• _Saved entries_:
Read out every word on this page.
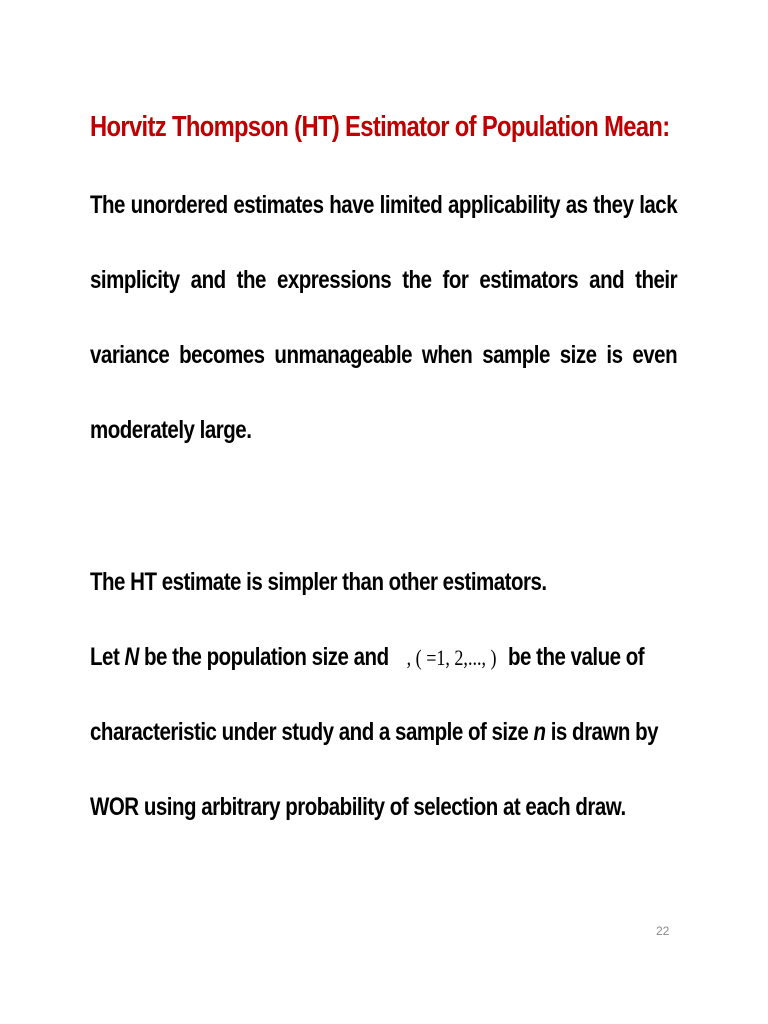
Horvitz Thompson (HT) Estimator of Population Mean:
The unordered estimates have limited applicability as they lack
simplicity and the expressions the for estimators and their
variance becomes unmanageable when sample size is even
moderately large.
The HT estimate is simpler than other estimators.
Let N be the population size and , ( =1, 2,..., ) be the value of
characteristic under study and a sample of size n is drawn by
WOR using arbitrary probability of selection at each draw.
22
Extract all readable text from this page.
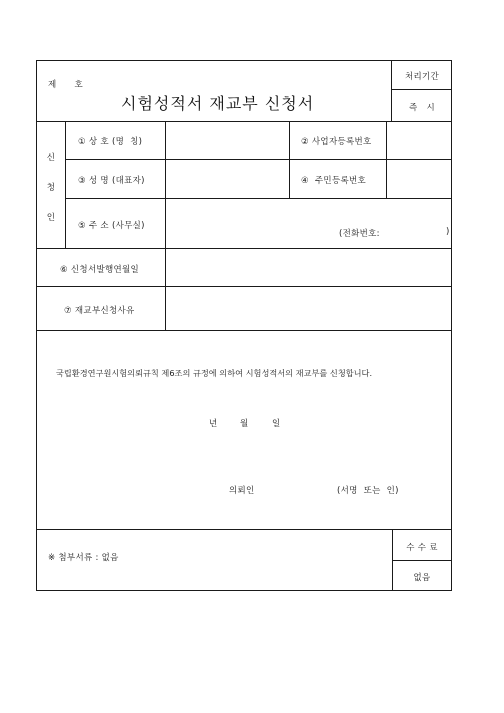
제      호
시험성적서 재교부 신청서
처리기간
즉   시
신
청
인
① 상 호 (명  칭)	② 사업자등록번호
③ 성 명 (대표자)	④  주민등록번호
⑤ 주 소 (사무실)
(전화번호:	)
⑥ 신청서발행연월일
⑦ 재교부신청사유
국립환경연구원시험의뢰규칙 제6조의 규정에 의하여 시험성적서의 재교부를 신청합니다.
년	월	일
의뢰인	(서명  또는  인)
※ 첨부서류 : 없음
수 수 료
없음
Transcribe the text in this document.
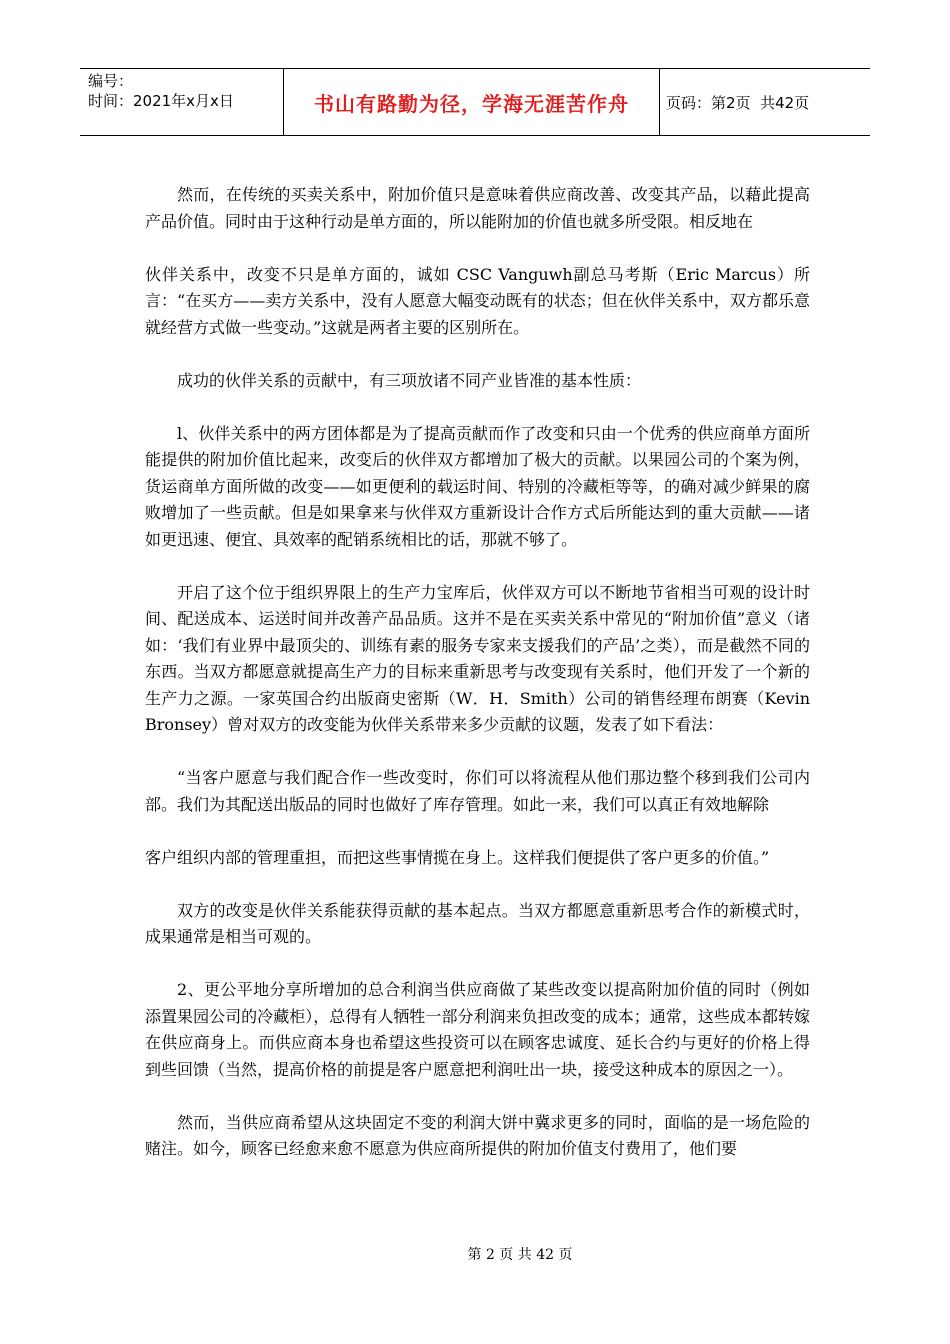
编号：
时间：2021年x月x日	书山有路勤为径，学海无涯苦作舟 页码：第2页  共42页

然而，在传统的买卖关系中，附加价值只是意味着供应商改善、改变其产品，以藉此提高产品价值。同时由于这种行动是单方面的，所以能附加的价值也就多所受限。相反地在

伙伴关系中，改变不只是单方面的，诚如 CSC Vanguwh副总马考斯（Eric Marcus）所言：“在买方——卖方关系中，没有人愿意大幅变动既有的状态；但在伙伴关系中，双方都乐意就经营方式做一些变动。”这就是两者主要的区别所在。

成功的伙伴关系的贡献中，有三项放诸不同产业皆准的基本性质：

l、伙伴关系中的两方团体都是为了提高贡献而作了改变和只由一个优秀的供应商单方面所能提供的附加价值比起来，改变后的伙伴双方都增加了极大的贡献。以果园公司的个案为例，货运商单方面所做的改变——如更便利的载运时间、特别的冷藏柜等等，的确对减少鲜果的腐败增加了一些贡献。但是如果拿来与伙伴双方重新设计合作方式后所能达到的重大贡献——诸如更迅速、便宜、具效率的配销系统相比的话，那就不够了。

开启了这个位于组织界限上的生产力宝库后，伙伴双方可以不断地节省相当可观的设计时间、配送成本、运送时间并改善产品品质。这并不是在买卖关系中常见的“附加价值”意义（诸如：‘我们有业界中最顶尖的、训练有素的服务专家来支援我们的产品’之类），而是截然不同的东西。当双方都愿意就提高生产力的目标来重新思考与改变现有关系时，他们开发了一个新的生产力之源。一家英国合约出版商史密斯（W．H．Smith）公司的销售经理布朗赛（Kevin Bronsey）曾对双方的改变能为伙伴关系带来多少贡献的议题，发表了如下看法：

“当客户愿意与我们配合作一些改变时，你们可以将流程从他们那边整个移到我们公司内部。我们为其配送出版品的同时也做好了库存管理。如此一来，我们可以真正有效地解除

客户组织内部的管理重担，而把这些事情揽在身上。这样我们便提供了客户更多的价值。”

双方的改变是伙伴关系能获得贡献的基本起点。当双方都愿意重新思考合作的新模式时，成果通常是相当可观的。

2、更公平地分享所增加的总合利润当供应商做了某些改变以提高附加价值的同时（例如添置果园公司的冷藏柜），总得有人牺牲一部分利润来负担改变的成本；通常，这些成本都转嫁在供应商身上。而供应商本身也希望这些投资可以在顾客忠诚度、延长合约与更好的价格上得到些回馈（当然，提高价格的前提是客户愿意把利润吐出一块，接受这种成本的原因之一）。

然而，当供应商希望从这块固定不变的利润大饼中冀求更多的同时，面临的是一场危险的赌注。如今，顾客已经愈来愈不愿意为供应商所提供的附加价值支付费用了，他们要

第 2 页 共 42 页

• _EXERCISE_:
Set down nothing but the lines from the one containing "Transcribe the text in this document." to the final line above, both included, with every picture left out.

• _COMPLETED EXERCISE_:
Transcribe the text in this document.
编号：
时间：2021年x月x日	书山有路勤为径，学海无涯苦作舟 页码：第2页  共42页

然而，在传统的买卖关系中，附加价值只是意味着供应商改善、改变其产品，以藉此提高产品价值。同时由于这种行动是单方面的，所以能附加的价值也就多所受限。相反地在

伙伴关系中，改变不只是单方面的，诚如 CSC Vanguwh副总马考斯（Eric Marcus）所言：“在买方——卖方关系中，没有人愿意大幅变动既有的状态；但在伙伴关系中，双方都乐意就经营方式做一些变动。”这就是两者主要的区别所在。

成功的伙伴关系的贡献中，有三项放诸不同产业皆准的基本性质：

l、伙伴关系中的两方团体都是为了提高贡献而作了改变和只由一个优秀的供应商单方面所能提供的附加价值比起来，改变后的伙伴双方都增加了极大的贡献。以果园公司的个案为例，货运商单方面所做的改变——如更便利的载运时间、特别的冷藏柜等等，的确对减少鲜果的腐败增加了一些贡献。但是如果拿来与伙伴双方重新设计合作方式后所能达到的重大贡献——诸如更迅速、便宜、具效率的配销系统相比的话，那就不够了。

开启了这个位于组织界限上的生产力宝库后，伙伴双方可以不断地节省相当可观的设计时间、配送成本、运送时间并改善产品品质。这并不是在买卖关系中常见的“附加价值”意义（诸如：‘我们有业界中最顶尖的、训练有素的服务专家来支援我们的产品’之类），而是截然不同的东西。当双方都愿意就提高生产力的目标来重新思考与改变现有关系时，他们开发了一个新的生产力之源。一家英国合约出版商史密斯（W．H．Smith）公司的销售经理布朗赛（Kevin Bronsey）曾对双方的改变能为伙伴关系带来多少贡献的议题，发表了如下看法：

“当客户愿意与我们配合作一些改变时，你们可以将流程从他们那边整个移到我们公司内部。我们为其配送出版品的同时也做好了库存管理。如此一来，我们可以真正有效地解除

客户组织内部的管理重担，而把这些事情揽在身上。这样我们便提供了客户更多的价值。”

双方的改变是伙伴关系能获得贡献的基本起点。当双方都愿意重新思考合作的新模式时，成果通常是相当可观的。

2、更公平地分享所增加的总合利润当供应商做了某些改变以提高附加价值的同时（例如添置果园公司的冷藏柜），总得有人牺牲一部分利润来负担改变的成本；通常，这些成本都转嫁在供应商身上。而供应商本身也希望这些投资可以在顾客忠诚度、延长合约与更好的价格上得到些回馈（当然，提高价格的前提是客户愿意把利润吐出一块，接受这种成本的原因之一）。

然而，当供应商希望从这块固定不变的利润大饼中冀求更多的同时，面临的是一场危险的赌注。如今，顾客已经愈来愈不愿意为供应商所提供的附加价值支付费用了，他们要

第 2 页 共 42 页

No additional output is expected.